------ GIVEN DATA ------

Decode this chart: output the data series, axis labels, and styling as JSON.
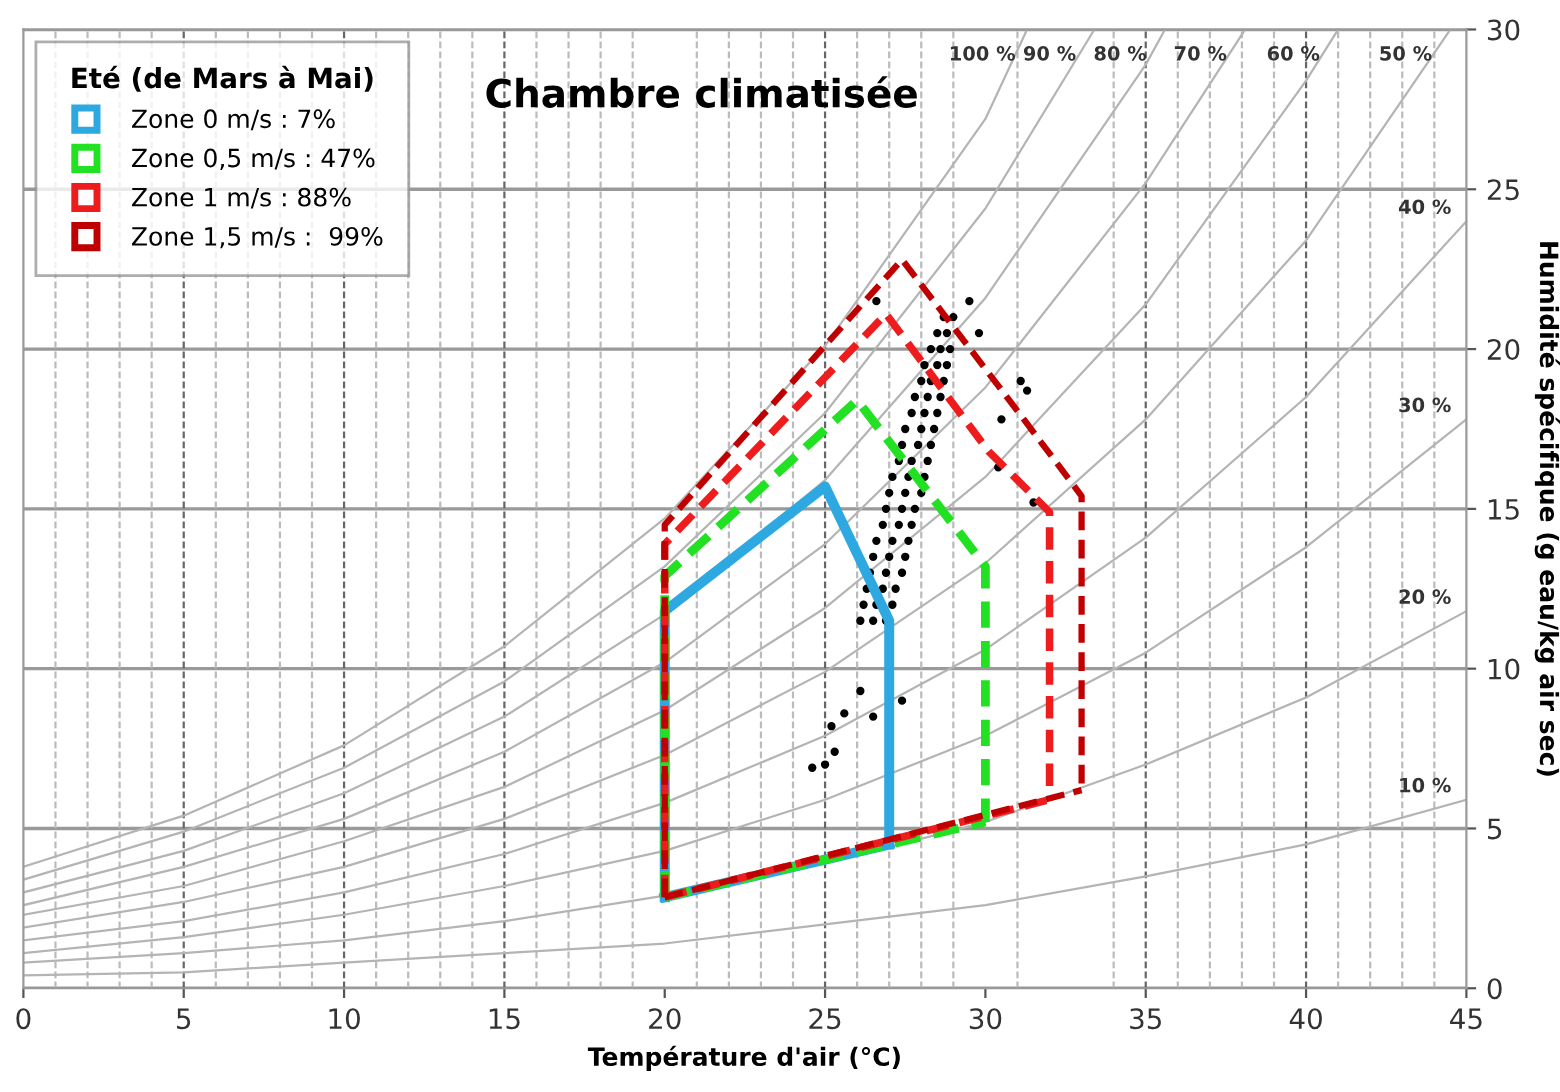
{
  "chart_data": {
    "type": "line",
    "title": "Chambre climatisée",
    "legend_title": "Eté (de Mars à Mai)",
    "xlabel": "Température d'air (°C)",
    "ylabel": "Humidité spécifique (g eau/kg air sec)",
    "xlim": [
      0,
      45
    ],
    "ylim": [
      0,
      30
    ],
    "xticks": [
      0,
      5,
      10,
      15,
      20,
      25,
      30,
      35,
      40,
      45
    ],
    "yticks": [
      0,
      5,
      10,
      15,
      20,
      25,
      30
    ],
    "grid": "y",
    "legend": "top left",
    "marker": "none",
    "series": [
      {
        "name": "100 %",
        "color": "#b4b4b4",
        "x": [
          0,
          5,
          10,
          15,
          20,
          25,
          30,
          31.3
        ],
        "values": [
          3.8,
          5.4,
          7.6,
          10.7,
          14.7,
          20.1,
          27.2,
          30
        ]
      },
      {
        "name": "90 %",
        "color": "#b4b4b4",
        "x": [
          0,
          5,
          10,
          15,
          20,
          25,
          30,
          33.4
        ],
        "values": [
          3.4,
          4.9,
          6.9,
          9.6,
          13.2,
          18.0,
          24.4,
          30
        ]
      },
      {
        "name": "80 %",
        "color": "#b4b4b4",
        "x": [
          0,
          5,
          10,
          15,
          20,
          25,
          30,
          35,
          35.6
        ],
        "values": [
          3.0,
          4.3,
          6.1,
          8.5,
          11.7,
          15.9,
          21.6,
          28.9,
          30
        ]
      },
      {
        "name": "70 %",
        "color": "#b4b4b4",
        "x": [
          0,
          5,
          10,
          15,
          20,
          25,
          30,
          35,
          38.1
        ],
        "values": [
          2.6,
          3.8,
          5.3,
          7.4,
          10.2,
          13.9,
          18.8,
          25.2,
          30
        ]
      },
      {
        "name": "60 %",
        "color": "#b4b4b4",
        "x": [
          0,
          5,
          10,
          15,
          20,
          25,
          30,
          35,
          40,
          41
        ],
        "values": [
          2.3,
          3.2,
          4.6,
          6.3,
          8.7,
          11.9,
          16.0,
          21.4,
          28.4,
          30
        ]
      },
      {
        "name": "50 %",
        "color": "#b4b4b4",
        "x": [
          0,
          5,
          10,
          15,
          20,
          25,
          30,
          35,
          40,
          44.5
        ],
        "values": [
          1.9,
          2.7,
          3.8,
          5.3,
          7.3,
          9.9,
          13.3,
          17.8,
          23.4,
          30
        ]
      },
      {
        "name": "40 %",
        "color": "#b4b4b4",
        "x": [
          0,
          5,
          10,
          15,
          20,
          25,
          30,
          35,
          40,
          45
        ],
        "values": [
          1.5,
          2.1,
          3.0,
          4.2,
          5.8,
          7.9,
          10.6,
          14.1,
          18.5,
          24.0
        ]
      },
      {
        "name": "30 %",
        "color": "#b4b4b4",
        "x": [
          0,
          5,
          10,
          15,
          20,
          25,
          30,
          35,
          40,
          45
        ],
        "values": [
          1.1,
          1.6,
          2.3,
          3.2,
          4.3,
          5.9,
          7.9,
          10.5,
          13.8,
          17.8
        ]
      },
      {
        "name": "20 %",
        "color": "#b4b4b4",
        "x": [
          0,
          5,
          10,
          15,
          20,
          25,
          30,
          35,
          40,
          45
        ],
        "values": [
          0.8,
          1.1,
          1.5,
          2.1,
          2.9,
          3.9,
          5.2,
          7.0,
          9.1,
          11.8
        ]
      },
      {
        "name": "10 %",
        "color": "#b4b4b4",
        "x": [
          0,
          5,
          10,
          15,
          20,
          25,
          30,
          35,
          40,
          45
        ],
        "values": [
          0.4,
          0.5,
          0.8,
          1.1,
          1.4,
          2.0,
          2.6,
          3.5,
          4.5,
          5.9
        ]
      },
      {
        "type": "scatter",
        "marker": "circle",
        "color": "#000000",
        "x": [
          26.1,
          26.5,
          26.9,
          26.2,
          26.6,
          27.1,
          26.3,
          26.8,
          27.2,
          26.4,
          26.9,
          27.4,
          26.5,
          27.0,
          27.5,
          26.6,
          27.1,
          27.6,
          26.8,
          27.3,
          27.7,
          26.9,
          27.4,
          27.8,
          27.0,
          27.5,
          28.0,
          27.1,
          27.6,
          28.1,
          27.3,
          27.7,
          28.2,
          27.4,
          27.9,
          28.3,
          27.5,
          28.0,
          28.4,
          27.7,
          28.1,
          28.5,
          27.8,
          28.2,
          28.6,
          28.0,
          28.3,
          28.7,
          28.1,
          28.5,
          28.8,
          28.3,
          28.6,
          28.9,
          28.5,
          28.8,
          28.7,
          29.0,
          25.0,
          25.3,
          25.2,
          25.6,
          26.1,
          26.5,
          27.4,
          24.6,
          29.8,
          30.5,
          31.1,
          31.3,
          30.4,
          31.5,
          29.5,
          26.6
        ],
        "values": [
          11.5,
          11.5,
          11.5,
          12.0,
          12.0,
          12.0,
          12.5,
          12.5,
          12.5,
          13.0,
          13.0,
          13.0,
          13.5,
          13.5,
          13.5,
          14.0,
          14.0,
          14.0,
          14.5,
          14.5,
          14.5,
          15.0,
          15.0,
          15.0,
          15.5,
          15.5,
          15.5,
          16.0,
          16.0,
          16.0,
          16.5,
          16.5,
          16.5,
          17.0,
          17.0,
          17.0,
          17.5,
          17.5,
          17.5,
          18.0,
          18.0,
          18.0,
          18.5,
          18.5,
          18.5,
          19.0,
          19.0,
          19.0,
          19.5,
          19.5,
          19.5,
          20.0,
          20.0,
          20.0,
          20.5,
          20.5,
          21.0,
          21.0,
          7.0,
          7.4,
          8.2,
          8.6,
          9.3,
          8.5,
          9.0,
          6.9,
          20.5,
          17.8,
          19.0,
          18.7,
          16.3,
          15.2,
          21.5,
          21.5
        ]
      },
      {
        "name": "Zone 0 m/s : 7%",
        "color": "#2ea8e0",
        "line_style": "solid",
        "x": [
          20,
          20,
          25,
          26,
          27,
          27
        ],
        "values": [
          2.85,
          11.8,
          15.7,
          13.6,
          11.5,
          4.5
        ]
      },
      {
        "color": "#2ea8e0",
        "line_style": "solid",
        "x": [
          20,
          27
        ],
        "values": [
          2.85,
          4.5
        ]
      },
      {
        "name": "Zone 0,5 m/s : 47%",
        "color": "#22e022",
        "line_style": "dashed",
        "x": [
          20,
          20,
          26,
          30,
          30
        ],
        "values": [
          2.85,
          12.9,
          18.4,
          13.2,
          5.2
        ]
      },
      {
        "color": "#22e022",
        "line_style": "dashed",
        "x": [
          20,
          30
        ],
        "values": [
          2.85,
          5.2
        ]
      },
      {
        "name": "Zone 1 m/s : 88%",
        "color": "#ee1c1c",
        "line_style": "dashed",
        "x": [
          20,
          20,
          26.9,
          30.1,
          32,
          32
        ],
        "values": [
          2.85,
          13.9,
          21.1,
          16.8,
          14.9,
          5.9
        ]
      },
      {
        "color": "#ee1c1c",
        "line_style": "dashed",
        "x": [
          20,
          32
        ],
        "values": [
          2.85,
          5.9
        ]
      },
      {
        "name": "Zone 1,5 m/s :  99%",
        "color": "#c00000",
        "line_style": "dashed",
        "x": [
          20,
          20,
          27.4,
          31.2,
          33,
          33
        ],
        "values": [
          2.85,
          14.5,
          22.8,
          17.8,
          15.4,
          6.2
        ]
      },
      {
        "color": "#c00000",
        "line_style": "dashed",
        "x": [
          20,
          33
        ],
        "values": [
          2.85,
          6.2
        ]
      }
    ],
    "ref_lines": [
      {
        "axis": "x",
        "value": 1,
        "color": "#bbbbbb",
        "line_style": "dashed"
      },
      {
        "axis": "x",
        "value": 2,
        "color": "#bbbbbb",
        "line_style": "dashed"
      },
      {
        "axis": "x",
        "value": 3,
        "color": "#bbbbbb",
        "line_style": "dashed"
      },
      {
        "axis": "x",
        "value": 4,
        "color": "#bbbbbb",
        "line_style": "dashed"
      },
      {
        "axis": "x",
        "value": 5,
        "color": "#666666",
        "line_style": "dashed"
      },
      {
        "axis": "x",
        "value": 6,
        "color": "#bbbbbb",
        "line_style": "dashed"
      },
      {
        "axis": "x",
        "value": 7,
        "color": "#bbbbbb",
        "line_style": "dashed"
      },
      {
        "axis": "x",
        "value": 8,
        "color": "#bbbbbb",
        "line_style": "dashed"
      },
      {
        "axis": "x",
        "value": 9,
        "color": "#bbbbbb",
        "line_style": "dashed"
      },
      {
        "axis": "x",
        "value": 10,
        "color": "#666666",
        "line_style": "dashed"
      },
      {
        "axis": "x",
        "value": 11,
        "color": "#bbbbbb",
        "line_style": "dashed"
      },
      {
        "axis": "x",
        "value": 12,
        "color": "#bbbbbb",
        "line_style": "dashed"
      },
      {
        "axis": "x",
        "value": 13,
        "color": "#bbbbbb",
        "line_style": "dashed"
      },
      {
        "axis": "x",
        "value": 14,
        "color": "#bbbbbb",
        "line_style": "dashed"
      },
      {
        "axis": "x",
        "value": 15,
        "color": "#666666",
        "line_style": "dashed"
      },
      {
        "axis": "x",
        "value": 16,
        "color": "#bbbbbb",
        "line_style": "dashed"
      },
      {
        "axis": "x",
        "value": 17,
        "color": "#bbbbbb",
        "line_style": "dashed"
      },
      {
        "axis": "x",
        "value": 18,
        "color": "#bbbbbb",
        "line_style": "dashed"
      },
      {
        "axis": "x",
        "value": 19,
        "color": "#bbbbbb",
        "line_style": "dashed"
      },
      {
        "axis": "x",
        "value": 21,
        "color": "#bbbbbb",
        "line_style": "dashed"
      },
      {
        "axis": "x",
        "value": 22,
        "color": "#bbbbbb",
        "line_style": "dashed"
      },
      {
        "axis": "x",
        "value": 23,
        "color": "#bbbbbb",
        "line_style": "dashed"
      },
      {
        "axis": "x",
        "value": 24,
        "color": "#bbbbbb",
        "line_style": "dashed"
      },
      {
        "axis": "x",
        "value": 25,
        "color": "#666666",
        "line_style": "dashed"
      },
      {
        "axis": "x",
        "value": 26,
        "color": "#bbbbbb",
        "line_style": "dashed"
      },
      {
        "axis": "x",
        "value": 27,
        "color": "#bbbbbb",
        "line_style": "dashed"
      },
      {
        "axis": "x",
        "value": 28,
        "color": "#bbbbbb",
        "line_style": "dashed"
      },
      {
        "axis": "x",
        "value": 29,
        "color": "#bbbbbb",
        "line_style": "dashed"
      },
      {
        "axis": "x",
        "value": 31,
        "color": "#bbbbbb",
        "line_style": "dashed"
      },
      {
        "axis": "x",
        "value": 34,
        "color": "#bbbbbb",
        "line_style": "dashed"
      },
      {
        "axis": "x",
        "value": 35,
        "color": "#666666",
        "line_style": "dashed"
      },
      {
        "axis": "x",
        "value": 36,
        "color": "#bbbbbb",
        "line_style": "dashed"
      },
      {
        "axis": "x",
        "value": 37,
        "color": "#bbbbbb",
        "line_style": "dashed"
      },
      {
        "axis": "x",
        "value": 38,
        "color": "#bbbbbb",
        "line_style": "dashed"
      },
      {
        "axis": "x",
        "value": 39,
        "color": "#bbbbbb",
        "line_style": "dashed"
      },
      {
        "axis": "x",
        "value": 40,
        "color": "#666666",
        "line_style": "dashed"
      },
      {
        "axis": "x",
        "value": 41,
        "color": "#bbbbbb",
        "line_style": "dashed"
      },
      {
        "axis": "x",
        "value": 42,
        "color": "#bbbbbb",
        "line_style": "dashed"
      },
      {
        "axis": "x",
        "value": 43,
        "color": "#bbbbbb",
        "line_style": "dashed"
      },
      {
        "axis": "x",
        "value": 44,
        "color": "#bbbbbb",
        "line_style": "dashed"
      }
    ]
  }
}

------
------ GIVEN DATA ------

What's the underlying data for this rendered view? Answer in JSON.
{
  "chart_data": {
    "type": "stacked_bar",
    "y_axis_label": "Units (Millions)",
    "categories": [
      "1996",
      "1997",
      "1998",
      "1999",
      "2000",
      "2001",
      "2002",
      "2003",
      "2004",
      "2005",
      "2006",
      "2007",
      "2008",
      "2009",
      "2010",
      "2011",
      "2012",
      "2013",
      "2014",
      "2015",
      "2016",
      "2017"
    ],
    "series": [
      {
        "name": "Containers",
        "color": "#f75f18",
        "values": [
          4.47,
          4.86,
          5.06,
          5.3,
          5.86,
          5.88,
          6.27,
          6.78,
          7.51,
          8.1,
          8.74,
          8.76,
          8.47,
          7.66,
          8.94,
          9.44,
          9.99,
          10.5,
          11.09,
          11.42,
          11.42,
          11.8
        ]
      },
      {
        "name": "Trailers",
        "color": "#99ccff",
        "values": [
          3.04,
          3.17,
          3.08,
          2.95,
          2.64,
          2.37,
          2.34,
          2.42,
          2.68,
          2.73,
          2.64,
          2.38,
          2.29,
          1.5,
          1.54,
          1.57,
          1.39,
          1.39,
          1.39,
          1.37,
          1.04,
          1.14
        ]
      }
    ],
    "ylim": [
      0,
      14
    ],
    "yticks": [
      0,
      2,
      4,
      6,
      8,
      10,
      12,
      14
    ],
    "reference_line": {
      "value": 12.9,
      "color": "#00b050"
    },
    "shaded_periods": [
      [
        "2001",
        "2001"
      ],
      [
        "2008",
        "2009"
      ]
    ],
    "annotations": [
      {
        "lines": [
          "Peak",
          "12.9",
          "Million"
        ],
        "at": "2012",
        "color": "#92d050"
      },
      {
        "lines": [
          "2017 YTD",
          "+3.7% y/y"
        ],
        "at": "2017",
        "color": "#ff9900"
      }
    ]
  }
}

------

## AIM OF THE EXERCISE
Check every line of the material for the string "JSON" and give the number of lines that have it, without anything else.

## WRITTEN REPLY
2